— Collected data entries —
┌──

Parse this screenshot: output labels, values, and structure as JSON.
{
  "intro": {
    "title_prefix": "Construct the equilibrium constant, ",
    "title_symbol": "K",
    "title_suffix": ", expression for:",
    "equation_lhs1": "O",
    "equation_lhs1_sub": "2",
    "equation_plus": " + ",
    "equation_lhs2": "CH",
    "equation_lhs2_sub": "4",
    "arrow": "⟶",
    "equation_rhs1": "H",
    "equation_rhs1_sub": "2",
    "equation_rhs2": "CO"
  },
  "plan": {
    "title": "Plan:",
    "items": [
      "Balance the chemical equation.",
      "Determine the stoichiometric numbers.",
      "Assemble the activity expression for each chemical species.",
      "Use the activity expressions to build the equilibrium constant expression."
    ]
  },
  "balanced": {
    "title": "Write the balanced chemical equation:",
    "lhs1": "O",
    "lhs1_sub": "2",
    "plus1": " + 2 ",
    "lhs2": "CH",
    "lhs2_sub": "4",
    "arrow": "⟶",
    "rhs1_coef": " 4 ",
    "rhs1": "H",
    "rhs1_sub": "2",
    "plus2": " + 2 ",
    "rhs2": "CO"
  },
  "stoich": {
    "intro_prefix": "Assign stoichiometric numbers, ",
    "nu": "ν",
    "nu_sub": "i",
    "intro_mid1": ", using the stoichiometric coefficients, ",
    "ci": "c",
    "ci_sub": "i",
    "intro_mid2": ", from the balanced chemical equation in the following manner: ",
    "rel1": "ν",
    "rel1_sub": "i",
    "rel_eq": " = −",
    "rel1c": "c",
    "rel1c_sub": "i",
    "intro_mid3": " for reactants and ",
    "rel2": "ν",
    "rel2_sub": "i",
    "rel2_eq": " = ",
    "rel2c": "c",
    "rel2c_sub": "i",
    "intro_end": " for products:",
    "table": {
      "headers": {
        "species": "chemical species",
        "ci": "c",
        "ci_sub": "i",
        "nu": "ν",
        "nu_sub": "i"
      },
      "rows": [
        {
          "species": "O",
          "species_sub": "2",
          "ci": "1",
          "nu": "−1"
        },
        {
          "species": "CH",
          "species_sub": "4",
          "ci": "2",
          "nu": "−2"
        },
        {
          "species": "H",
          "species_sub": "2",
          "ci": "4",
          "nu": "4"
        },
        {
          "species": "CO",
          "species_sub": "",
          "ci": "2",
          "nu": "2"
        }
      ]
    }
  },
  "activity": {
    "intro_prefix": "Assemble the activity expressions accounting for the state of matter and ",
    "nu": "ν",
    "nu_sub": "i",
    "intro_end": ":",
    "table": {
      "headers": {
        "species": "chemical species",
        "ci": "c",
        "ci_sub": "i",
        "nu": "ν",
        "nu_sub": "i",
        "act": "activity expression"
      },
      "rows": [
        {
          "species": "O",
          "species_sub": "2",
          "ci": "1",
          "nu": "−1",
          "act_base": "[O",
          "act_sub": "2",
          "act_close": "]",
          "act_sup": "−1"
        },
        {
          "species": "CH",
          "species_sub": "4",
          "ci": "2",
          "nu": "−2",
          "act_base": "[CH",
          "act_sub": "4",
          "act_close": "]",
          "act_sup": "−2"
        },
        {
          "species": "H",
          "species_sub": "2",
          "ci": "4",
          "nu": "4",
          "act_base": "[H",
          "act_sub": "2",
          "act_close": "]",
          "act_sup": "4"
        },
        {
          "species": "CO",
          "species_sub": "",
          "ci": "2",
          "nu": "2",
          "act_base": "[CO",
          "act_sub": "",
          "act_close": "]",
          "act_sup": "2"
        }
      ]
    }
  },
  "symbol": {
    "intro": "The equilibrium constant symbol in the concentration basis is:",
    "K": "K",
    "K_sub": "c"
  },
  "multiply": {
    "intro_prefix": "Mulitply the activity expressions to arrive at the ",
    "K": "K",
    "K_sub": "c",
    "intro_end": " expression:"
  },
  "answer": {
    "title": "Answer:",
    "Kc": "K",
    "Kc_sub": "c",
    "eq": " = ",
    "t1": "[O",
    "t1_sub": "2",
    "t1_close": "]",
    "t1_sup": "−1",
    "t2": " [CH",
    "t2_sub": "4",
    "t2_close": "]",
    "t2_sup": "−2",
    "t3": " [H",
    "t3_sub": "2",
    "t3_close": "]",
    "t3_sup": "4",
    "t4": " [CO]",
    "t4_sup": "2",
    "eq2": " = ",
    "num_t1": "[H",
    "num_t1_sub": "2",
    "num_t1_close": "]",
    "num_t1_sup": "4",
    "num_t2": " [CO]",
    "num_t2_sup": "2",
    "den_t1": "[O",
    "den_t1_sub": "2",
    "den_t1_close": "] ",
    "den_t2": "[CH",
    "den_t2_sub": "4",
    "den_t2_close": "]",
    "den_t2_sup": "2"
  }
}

└──

— Work to complete —
Where a line contains "equilibrium", copy that line.

— Correct answer —
    "title_prefix": "Construct the equilibrium constant, ",
      "Use the activity expressions to build the equilibrium constant expression."
    "intro": "The equilibrium constant symbol in the concentration basis is:",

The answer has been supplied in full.